■ INSTRUCTIONS FOR THE TASK
Copy out each line that has "station" in it.

■ RECORDS FOR THE TASK
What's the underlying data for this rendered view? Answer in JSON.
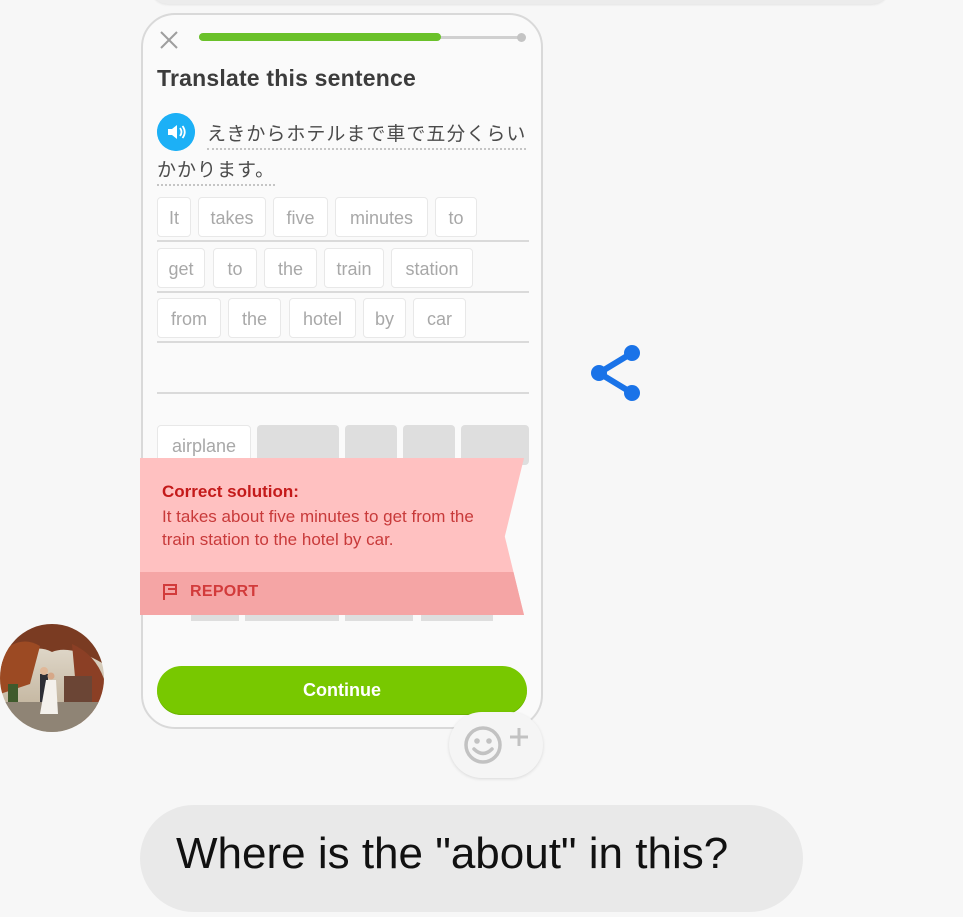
{
  "exercise": {
    "title": "Translate this sentence",
    "japanese_line1": "えきからホテルまで車で五分くらい",
    "japanese_line2": "かかります。",
    "progress": 0.75,
    "answer_words": [
      "It",
      "takes",
      "five",
      "minutes",
      "to",
      "get",
      "to",
      "the",
      "train",
      "station",
      "from",
      "the",
      "hotel",
      "by",
      "car"
    ],
    "word_bank": [
      "airplane"
    ],
    "correction": {
      "heading": "Correct solution:",
      "text": "It takes about five minutes to get from the train station to the hotel by car.",
      "report_label": "REPORT"
    },
    "continue_label": "Continue"
  },
  "chat": {
    "message": "Where is the \"about\" in this?",
    "reaction_icon": "add-emoji-reaction-icon",
    "share_icon": "share-icon"
  },
  "colors": {
    "accent_green": "#78c800",
    "progress_green": "#6ac12a",
    "speaker_blue": "#1cb0f6",
    "share_blue": "#1a73e8",
    "error_red": "#c41a1a",
    "banner_pink": "#ffc1c1"
  }
}
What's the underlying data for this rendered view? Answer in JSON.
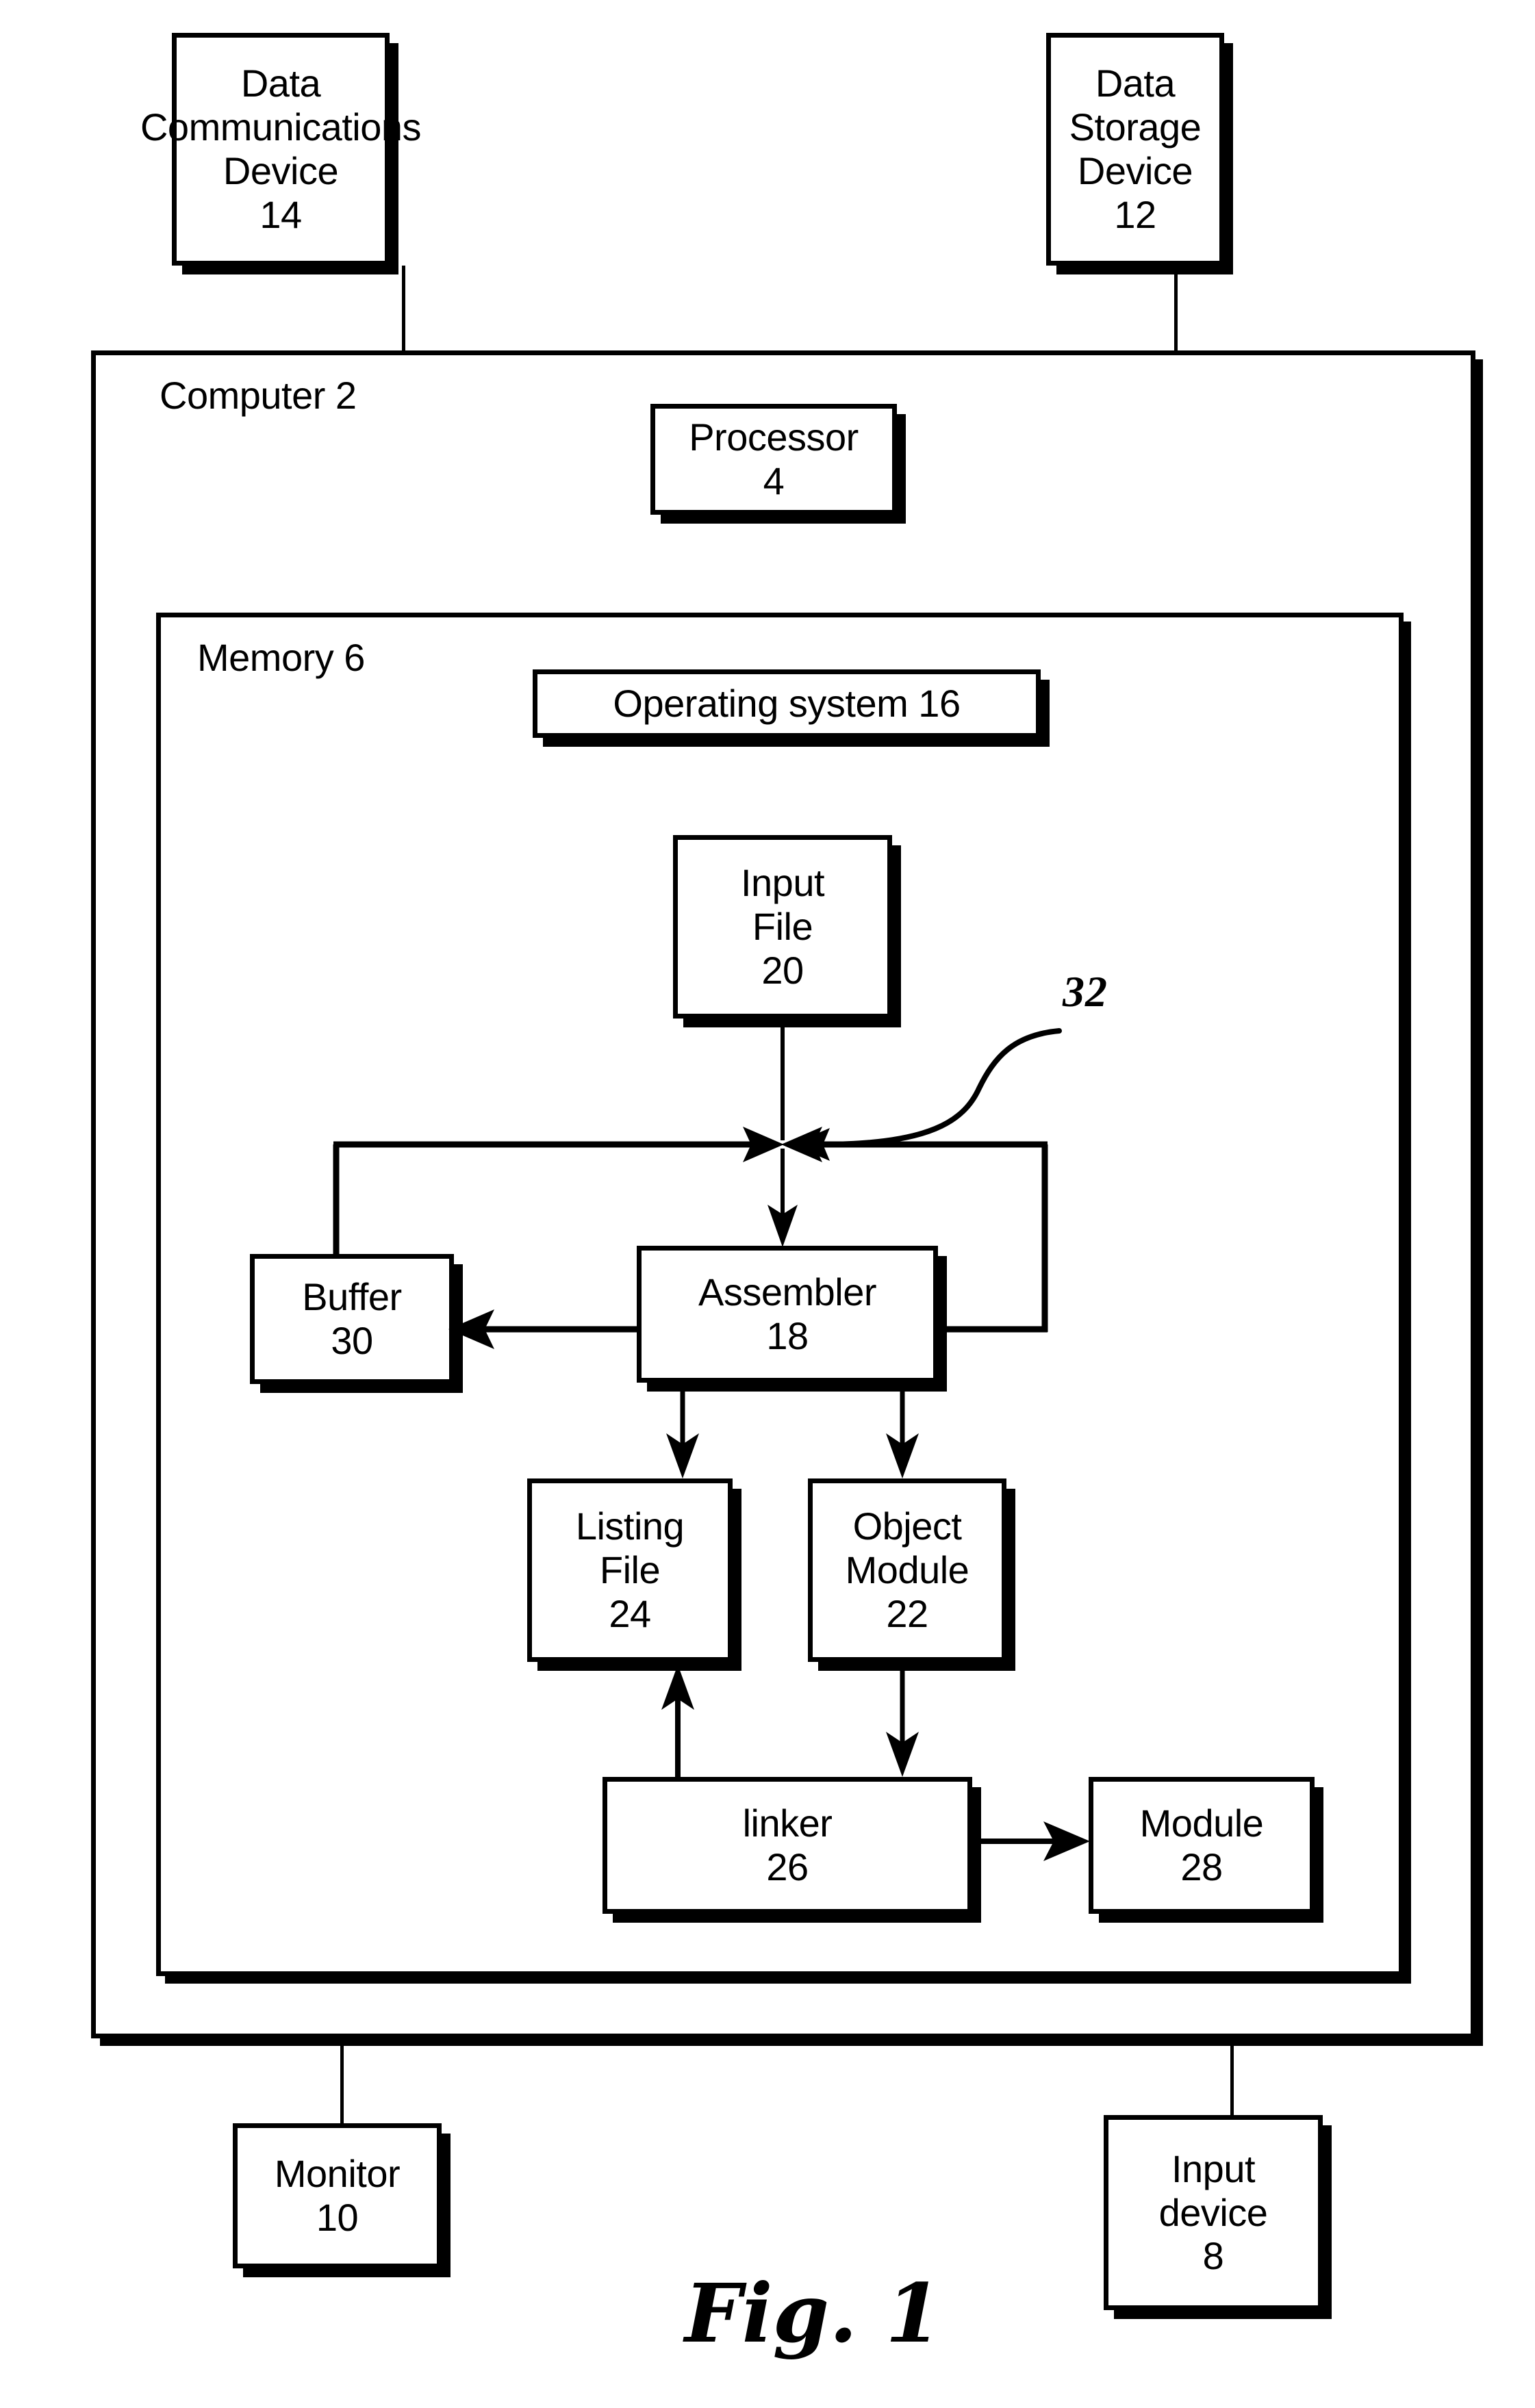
{
  "figure": {
    "caption": "Fig. 1",
    "callout_32": "32"
  },
  "containers": {
    "computer": {
      "label": "Computer 2"
    },
    "memory": {
      "label": "Memory 6"
    }
  },
  "nodes": {
    "data_communications_device": {
      "text": "Data\nCommunications\nDevice\n14"
    },
    "data_storage_device": {
      "text": "Data\nStorage\nDevice\n12"
    },
    "processor": {
      "text": "Processor\n4"
    },
    "operating_system": {
      "text": "Operating system 16"
    },
    "input_file": {
      "text": "Input\nFile\n20"
    },
    "buffer": {
      "text": "Buffer\n30"
    },
    "assembler": {
      "text": "Assembler\n18"
    },
    "listing_file": {
      "text": "Listing\nFile\n24"
    },
    "object_module": {
      "text": "Object\nModule\n22"
    },
    "linker": {
      "text": "linker\n26"
    },
    "module": {
      "text": "Module\n28"
    },
    "monitor": {
      "text": "Monitor\n10"
    },
    "input_device": {
      "text": "Input\ndevice\n8"
    }
  },
  "colors": {
    "ink": "#000000",
    "paper": "#ffffff"
  }
}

■ WORKED ANSWER
      "station",
      "text": "It takes about five minutes to get from the train station to the hotel by car.",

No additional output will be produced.